Exercise task
Go through the entries below and pick out every line with "области".
╔══
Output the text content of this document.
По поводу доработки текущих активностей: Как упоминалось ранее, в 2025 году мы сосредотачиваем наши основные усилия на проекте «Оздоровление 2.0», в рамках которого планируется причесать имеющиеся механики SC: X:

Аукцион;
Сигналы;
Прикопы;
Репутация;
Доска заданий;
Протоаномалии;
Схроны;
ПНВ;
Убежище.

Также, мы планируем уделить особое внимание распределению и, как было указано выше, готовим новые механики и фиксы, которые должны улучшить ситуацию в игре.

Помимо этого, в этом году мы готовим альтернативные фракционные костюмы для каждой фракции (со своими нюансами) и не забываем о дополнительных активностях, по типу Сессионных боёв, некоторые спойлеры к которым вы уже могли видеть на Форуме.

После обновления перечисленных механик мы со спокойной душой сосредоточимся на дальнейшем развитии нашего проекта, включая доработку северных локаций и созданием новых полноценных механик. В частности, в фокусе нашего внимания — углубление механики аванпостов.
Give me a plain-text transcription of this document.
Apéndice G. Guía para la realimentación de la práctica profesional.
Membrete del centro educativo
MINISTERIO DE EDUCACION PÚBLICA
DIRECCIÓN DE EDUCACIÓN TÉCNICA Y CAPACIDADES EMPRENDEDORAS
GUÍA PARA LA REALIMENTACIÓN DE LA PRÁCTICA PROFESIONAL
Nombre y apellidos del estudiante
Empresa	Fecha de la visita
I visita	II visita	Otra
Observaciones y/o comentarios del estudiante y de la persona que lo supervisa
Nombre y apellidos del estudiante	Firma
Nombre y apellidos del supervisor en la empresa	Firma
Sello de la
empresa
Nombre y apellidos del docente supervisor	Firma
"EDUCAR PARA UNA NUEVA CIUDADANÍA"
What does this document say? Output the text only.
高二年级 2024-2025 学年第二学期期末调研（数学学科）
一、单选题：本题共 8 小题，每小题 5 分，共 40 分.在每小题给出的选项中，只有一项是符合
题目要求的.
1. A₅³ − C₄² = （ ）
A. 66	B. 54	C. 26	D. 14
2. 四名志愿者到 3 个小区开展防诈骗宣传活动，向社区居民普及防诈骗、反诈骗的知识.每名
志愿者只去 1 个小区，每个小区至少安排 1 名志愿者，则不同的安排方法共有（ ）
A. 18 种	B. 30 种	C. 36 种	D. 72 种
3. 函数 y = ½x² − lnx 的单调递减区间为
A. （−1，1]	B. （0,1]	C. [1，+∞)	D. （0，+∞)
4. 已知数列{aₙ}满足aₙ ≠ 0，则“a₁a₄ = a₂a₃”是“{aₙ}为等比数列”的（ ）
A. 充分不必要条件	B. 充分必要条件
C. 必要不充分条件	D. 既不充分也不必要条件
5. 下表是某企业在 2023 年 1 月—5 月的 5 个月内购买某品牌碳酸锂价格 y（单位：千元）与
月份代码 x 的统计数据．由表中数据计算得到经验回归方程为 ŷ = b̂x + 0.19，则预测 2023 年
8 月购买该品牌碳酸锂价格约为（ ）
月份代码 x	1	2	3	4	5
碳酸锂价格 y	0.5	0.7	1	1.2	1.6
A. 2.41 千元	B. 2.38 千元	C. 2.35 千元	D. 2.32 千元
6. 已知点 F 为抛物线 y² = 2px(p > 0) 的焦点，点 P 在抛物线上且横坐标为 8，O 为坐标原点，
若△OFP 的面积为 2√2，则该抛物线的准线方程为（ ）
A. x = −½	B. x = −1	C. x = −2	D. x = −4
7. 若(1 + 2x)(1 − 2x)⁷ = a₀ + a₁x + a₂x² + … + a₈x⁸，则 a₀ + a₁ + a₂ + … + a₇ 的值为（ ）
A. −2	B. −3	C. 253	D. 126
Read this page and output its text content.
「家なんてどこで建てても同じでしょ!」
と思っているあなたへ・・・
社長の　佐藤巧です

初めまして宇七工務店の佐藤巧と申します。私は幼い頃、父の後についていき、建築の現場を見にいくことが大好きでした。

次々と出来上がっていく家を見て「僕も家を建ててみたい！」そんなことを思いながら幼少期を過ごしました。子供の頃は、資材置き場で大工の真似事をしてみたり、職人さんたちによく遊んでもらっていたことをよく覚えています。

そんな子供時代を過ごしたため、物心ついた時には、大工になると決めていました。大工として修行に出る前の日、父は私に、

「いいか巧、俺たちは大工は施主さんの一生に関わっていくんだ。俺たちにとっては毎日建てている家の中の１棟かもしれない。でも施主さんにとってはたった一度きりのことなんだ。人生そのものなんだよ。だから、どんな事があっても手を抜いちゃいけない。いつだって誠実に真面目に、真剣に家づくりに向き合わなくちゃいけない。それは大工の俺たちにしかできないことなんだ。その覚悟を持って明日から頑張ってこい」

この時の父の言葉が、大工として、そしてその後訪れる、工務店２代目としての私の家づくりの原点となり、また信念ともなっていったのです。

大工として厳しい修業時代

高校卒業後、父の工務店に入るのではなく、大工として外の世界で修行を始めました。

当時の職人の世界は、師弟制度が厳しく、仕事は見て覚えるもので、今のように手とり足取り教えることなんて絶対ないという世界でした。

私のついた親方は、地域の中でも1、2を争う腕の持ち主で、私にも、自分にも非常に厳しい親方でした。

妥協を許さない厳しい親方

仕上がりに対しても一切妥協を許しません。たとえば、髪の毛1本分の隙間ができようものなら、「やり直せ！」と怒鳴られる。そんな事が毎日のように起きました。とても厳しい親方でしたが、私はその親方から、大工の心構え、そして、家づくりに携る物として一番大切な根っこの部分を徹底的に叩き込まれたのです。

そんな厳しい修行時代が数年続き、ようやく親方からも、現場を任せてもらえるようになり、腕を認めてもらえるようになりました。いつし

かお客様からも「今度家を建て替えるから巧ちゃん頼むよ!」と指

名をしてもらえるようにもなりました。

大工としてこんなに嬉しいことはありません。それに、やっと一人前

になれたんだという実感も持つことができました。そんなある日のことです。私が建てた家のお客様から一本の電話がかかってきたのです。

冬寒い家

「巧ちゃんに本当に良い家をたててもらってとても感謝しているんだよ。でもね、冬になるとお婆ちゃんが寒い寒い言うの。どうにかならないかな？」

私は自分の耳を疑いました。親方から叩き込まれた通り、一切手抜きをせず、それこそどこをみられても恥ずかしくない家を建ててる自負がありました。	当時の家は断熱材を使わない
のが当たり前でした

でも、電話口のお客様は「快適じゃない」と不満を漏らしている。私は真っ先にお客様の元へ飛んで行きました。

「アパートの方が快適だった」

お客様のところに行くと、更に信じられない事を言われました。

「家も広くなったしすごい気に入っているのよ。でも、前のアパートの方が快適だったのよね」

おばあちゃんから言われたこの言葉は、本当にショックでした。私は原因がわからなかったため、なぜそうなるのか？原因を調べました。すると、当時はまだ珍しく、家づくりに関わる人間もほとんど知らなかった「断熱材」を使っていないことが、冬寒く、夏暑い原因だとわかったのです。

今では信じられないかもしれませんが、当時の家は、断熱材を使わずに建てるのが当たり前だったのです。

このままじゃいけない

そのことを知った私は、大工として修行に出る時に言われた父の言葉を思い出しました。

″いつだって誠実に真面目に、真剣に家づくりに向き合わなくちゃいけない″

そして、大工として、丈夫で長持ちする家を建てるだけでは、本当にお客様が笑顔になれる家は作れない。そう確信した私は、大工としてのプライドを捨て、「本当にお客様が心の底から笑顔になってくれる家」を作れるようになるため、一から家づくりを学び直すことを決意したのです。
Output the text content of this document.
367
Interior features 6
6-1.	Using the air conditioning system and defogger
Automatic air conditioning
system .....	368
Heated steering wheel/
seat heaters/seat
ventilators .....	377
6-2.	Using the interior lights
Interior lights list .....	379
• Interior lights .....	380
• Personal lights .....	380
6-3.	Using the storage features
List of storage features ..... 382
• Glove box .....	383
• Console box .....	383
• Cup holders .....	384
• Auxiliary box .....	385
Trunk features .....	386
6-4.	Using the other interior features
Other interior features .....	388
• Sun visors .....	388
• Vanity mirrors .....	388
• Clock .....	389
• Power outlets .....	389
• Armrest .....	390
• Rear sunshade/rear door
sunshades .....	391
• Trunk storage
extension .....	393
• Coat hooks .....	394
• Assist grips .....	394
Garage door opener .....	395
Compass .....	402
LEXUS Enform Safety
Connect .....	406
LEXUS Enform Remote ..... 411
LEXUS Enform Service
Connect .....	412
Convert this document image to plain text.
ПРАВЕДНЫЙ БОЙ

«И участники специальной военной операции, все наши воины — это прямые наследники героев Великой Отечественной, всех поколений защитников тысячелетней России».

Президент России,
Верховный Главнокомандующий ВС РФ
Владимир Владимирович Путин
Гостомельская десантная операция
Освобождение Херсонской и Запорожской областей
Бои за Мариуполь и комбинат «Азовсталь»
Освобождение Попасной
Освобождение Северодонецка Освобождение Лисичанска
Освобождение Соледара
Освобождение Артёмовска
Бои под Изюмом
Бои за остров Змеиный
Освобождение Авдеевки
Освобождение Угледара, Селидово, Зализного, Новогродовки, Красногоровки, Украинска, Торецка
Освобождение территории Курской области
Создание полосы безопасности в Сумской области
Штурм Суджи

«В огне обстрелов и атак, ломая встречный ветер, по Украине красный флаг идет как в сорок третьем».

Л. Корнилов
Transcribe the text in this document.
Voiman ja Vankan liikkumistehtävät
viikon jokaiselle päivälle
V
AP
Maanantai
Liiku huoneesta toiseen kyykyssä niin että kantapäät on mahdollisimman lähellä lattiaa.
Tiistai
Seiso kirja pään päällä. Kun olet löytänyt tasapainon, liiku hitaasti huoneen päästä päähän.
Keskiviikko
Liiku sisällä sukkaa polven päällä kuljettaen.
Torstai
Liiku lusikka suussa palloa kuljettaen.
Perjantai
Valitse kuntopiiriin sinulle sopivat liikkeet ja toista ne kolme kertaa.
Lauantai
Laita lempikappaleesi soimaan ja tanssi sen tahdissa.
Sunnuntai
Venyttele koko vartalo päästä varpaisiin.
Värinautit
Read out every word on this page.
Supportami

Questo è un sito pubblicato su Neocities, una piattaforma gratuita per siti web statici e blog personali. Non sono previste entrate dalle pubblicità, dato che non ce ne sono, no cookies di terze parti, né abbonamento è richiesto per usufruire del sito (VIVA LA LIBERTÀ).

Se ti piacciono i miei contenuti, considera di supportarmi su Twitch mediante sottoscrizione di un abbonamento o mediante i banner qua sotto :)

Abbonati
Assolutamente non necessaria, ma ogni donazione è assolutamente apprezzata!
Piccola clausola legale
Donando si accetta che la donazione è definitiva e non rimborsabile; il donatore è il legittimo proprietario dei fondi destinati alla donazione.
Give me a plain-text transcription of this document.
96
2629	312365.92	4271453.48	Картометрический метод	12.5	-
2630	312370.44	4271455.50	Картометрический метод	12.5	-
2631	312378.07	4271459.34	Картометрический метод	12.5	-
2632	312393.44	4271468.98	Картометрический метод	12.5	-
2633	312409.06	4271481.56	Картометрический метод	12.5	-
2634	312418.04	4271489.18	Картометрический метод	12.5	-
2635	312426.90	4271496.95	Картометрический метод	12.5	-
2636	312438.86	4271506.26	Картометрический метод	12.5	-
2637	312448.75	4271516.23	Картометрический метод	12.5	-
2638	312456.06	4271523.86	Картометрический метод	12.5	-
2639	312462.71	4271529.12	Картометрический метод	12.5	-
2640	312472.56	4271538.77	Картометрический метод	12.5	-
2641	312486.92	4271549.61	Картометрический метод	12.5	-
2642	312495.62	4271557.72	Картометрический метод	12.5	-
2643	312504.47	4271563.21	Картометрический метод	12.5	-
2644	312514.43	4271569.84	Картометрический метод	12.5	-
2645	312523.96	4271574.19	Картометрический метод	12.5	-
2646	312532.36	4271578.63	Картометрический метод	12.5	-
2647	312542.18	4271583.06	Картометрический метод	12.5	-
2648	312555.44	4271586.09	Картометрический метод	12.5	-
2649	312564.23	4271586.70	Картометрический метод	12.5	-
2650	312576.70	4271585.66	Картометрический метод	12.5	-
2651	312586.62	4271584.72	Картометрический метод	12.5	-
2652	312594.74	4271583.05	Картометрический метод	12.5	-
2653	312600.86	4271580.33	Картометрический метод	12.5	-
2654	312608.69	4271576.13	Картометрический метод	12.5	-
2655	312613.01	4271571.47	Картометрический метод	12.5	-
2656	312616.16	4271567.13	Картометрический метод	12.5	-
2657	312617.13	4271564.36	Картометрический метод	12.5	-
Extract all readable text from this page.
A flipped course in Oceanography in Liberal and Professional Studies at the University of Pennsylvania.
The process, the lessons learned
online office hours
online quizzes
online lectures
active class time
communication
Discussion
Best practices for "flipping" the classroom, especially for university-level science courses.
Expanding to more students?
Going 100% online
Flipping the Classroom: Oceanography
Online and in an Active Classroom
╚══
Exercise output
Освобождение территории Курской области
Создание полосы безопасности в Сумской области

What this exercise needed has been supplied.